» **Supplied records**
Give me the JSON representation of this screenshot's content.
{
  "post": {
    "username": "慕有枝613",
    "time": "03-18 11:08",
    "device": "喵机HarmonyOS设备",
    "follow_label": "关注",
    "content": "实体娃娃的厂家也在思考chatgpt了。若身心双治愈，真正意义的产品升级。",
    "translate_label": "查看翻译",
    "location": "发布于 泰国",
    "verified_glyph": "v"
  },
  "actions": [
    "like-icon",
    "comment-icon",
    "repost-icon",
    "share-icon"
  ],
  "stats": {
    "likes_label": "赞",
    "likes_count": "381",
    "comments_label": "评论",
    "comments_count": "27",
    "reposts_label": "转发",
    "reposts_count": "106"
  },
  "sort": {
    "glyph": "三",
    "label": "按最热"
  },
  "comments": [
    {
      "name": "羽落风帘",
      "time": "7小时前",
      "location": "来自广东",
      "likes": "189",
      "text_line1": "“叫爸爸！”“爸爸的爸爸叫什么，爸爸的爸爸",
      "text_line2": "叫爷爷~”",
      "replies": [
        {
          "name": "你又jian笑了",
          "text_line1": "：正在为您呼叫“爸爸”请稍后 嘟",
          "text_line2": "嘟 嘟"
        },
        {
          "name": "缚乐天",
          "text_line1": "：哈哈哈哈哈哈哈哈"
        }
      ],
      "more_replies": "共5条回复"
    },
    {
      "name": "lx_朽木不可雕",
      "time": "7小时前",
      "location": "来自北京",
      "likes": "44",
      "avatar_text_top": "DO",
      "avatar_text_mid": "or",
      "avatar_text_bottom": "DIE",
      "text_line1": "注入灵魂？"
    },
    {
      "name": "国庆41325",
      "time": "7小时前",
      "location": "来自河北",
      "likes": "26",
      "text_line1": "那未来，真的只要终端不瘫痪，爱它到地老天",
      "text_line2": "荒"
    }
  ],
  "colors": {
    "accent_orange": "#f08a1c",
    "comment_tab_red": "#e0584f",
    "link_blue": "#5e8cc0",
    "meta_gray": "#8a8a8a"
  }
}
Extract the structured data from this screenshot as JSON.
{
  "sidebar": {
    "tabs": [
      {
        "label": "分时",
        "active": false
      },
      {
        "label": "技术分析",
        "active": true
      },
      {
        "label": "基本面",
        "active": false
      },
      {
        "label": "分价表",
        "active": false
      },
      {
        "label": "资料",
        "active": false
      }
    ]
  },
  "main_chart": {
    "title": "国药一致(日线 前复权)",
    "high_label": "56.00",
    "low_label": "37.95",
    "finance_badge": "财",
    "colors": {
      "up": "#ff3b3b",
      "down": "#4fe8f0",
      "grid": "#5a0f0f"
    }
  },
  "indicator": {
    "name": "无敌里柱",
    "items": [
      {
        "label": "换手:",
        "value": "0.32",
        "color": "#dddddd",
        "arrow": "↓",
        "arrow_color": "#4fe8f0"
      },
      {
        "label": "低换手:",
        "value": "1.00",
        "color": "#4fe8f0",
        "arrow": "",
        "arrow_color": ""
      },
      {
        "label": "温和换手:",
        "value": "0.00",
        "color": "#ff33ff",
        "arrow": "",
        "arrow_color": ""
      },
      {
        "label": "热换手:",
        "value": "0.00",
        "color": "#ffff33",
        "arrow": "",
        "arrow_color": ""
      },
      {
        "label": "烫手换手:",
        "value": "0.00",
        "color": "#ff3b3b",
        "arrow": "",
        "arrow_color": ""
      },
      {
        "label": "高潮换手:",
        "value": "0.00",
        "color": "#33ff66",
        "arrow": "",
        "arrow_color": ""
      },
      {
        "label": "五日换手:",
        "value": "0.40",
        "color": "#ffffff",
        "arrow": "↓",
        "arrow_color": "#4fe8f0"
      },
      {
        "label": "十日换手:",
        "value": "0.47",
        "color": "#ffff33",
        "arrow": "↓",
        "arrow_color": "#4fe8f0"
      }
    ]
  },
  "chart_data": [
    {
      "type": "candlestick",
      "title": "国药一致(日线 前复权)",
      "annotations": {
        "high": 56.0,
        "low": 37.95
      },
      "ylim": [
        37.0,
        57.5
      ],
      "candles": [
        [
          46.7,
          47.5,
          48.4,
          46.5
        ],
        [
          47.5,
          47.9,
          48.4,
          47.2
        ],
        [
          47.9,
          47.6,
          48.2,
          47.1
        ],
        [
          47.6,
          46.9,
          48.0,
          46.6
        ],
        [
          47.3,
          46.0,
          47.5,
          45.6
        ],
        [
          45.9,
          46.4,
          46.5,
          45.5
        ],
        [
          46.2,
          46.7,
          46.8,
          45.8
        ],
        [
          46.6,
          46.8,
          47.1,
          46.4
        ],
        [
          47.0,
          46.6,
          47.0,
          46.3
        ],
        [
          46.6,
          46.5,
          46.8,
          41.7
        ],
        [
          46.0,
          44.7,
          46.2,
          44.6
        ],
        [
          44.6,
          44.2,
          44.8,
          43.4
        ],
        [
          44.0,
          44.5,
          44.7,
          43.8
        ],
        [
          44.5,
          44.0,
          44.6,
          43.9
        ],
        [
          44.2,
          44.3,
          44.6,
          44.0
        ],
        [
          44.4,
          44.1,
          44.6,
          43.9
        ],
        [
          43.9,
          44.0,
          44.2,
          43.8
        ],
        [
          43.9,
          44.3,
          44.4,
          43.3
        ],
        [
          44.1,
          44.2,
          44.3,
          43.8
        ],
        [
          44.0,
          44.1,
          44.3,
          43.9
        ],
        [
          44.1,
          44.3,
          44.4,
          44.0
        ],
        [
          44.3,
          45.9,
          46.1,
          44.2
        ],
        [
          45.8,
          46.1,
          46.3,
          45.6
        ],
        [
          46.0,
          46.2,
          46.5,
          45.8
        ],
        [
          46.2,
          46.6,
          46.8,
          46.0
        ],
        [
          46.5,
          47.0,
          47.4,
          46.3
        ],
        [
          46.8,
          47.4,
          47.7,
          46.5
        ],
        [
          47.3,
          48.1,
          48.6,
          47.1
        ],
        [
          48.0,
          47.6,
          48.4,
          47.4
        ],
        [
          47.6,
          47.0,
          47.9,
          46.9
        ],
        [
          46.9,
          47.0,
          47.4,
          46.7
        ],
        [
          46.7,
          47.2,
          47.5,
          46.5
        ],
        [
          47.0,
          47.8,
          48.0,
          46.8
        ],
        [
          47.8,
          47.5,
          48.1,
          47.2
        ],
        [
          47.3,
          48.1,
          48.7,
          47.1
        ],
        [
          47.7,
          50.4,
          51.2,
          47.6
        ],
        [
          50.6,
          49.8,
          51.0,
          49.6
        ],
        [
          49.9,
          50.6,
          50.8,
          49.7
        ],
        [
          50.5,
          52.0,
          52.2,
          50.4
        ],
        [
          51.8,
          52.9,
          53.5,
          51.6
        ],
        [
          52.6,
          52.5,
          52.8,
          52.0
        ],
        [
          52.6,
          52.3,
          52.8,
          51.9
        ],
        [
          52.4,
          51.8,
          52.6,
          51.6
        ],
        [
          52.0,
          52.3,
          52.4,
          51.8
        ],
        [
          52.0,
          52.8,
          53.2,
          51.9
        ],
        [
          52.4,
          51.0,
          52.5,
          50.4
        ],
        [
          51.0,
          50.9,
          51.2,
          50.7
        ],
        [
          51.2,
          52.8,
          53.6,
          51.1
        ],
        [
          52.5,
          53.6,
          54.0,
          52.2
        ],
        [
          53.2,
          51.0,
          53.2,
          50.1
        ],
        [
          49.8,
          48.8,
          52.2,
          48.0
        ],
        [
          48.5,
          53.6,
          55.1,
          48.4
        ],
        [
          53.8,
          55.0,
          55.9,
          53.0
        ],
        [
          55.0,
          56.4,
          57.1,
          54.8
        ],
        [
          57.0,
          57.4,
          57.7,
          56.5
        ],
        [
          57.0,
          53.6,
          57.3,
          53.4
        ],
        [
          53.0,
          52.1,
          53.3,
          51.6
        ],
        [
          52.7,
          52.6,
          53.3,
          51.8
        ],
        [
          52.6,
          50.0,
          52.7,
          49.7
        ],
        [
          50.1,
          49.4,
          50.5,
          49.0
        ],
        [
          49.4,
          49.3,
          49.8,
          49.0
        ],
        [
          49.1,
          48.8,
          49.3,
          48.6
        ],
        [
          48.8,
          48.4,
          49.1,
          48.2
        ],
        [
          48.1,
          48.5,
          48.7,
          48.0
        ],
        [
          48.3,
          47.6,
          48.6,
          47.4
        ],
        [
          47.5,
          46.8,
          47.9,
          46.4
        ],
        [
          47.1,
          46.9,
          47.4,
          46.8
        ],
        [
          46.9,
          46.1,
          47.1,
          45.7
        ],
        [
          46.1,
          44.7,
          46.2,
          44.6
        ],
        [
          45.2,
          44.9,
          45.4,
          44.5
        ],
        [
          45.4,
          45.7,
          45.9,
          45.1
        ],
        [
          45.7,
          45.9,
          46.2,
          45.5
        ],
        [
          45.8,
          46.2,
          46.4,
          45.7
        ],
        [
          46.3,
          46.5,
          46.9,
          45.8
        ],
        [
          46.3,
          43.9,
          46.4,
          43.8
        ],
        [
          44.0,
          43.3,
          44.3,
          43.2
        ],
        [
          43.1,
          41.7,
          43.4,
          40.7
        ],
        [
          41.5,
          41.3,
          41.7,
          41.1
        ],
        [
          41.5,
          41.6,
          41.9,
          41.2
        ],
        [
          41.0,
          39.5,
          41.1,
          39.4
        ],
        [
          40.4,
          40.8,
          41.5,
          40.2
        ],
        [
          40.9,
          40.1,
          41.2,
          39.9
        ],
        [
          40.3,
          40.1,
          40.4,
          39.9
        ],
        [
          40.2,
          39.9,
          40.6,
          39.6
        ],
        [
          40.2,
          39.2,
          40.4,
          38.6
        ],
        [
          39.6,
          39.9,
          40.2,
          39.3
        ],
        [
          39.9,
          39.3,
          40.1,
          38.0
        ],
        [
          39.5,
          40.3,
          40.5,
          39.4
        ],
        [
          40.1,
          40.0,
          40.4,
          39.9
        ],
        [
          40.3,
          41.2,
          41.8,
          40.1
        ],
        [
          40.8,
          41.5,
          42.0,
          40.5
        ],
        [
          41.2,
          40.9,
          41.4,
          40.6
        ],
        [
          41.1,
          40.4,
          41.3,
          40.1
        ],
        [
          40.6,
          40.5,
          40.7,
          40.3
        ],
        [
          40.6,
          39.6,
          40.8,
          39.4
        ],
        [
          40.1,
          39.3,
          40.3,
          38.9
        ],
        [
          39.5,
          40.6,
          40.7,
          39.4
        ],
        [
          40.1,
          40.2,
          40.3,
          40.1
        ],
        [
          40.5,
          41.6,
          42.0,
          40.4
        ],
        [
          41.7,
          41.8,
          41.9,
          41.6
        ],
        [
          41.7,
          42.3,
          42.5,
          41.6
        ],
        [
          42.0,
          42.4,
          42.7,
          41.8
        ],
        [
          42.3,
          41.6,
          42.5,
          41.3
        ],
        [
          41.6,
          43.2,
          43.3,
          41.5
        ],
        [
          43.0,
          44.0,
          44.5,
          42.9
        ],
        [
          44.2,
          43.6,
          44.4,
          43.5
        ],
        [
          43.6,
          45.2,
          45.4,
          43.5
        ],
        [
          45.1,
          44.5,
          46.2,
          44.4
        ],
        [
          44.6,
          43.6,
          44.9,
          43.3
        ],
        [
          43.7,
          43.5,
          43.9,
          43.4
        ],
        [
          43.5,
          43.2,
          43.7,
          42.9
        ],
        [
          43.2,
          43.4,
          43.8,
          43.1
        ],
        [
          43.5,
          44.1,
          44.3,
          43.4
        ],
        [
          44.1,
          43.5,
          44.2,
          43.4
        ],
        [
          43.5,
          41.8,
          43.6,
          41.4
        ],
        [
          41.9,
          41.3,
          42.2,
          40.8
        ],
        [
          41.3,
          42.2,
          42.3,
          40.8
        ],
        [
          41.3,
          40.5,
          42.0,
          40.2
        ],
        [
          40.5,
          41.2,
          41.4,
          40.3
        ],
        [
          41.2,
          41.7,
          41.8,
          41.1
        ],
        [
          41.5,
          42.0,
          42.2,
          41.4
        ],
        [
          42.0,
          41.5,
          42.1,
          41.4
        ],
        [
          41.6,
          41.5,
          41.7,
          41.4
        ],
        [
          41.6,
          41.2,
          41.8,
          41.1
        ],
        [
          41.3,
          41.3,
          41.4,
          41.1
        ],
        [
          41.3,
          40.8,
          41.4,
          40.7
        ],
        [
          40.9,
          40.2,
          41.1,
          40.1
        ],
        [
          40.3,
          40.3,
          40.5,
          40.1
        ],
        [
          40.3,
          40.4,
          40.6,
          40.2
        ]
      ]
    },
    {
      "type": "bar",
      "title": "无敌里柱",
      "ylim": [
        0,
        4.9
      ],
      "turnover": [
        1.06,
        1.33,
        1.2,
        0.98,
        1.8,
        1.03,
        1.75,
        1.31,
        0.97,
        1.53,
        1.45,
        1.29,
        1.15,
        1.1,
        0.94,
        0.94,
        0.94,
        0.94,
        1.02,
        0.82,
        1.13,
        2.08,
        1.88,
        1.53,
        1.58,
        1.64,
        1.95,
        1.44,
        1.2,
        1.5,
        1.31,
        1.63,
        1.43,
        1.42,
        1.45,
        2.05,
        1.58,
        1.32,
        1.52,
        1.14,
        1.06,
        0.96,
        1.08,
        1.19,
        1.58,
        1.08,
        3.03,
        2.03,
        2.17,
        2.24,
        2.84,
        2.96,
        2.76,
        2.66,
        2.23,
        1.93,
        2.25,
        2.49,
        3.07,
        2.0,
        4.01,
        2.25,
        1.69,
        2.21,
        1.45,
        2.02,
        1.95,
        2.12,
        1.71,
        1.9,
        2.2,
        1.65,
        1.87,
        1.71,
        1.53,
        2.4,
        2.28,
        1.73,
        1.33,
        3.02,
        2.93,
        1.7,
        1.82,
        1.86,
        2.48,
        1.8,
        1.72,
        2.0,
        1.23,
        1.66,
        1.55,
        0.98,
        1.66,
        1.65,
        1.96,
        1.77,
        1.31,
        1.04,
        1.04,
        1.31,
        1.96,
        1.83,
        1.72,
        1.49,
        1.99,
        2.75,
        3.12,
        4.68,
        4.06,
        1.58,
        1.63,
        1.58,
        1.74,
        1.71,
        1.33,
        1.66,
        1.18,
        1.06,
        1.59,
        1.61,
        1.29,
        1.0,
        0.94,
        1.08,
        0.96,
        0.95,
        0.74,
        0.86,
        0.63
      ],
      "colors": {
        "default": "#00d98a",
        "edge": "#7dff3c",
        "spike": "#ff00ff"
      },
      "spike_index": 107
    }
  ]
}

» **Task goal**
Report how many lines include the word "JSON". Give nothing but the number.

» **Written response**
2